## Begin TASK INPUT

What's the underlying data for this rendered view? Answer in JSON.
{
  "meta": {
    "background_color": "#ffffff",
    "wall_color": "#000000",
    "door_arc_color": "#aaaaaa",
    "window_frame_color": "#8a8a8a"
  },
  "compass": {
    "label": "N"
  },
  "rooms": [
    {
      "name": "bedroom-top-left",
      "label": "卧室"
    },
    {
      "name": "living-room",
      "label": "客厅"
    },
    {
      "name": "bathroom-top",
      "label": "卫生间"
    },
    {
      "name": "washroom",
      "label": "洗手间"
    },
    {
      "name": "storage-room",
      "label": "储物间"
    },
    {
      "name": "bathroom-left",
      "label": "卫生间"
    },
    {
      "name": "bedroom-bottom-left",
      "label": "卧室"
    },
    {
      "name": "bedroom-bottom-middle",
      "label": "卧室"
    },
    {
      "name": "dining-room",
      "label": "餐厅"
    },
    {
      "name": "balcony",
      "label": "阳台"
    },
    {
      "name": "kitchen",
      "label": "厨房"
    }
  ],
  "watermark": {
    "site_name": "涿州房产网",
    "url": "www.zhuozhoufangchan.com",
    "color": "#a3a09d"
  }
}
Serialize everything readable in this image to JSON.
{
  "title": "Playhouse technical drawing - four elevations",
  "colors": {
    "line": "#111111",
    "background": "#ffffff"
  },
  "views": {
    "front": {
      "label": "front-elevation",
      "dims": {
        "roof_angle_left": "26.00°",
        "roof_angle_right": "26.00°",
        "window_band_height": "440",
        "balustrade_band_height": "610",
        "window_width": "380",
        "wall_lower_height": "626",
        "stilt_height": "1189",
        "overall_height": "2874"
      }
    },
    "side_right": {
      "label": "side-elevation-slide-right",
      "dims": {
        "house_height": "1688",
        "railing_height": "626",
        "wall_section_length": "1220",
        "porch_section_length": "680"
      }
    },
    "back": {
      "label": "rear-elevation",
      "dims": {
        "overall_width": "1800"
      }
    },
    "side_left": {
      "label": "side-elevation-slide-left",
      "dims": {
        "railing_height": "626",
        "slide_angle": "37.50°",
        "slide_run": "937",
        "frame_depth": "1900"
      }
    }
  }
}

## End TASK INPUT

Repeat the material above in full, quoting it exactly.

RESULT BELOW:
What's the underlying data for this rendered view? Answer in JSON.
{
  "meta": {
    "background_color": "#ffffff",
    "wall_color": "#000000",
    "door_arc_color": "#aaaaaa",
    "window_frame_color": "#8a8a8a"
  },
  "compass": {
    "label": "N"
  },
  "rooms": [
    {
      "name": "bedroom-top-left",
      "label": "卧室"
    },
    {
      "name": "living-room",
      "label": "客厅"
    },
    {
      "name": "bathroom-top",
      "label": "卫生间"
    },
    {
      "name": "washroom",
      "label": "洗手间"
    },
    {
      "name": "storage-room",
      "label": "储物间"
    },
    {
      "name": "bathroom-left",
      "label": "卫生间"
    },
    {
      "name": "bedroom-bottom-left",
      "label": "卧室"
    },
    {
      "name": "bedroom-bottom-middle",
      "label": "卧室"
    },
    {
      "name": "dining-room",
      "label": "餐厅"
    },
    {
      "name": "balcony",
      "label": "阳台"
    },
    {
      "name": "kitchen",
      "label": "厨房"
    }
  ],
  "watermark": {
    "site_name": "涿州房产网",
    "url": "www.zhuozhoufangchan.com",
    "color": "#a3a09d"
  }
}
Serialize everything readable in this image to JSON.
{
  "title": "Playhouse technical drawing - four elevations",
  "colors": {
    "line": "#111111",
    "background": "#ffffff"
  },
  "views": {
    "front": {
      "label": "front-elevation",
      "dims": {
        "roof_angle_left": "26.00°",
        "roof_angle_right": "26.00°",
        "window_band_height": "440",
        "balustrade_band_height": "610",
        "window_width": "380",
        "wall_lower_height": "626",
        "stilt_height": "1189",
        "overall_height": "2874"
      }
    },
    "side_right": {
      "label": "side-elevation-slide-right",
      "dims": {
        "house_height": "1688",
        "railing_height": "626",
        "wall_section_length": "1220",
        "porch_section_length": "680"
      }
    },
    "back": {
      "label": "rear-elevation",
      "dims": {
        "overall_width": "1800"
      }
    },
    "side_left": {
      "label": "side-elevation-slide-left",
      "dims": {
        "railing_height": "626",
        "slide_angle": "37.50°",
        "slide_run": "937",
        "frame_depth": "1900"
      }
    }
  }
}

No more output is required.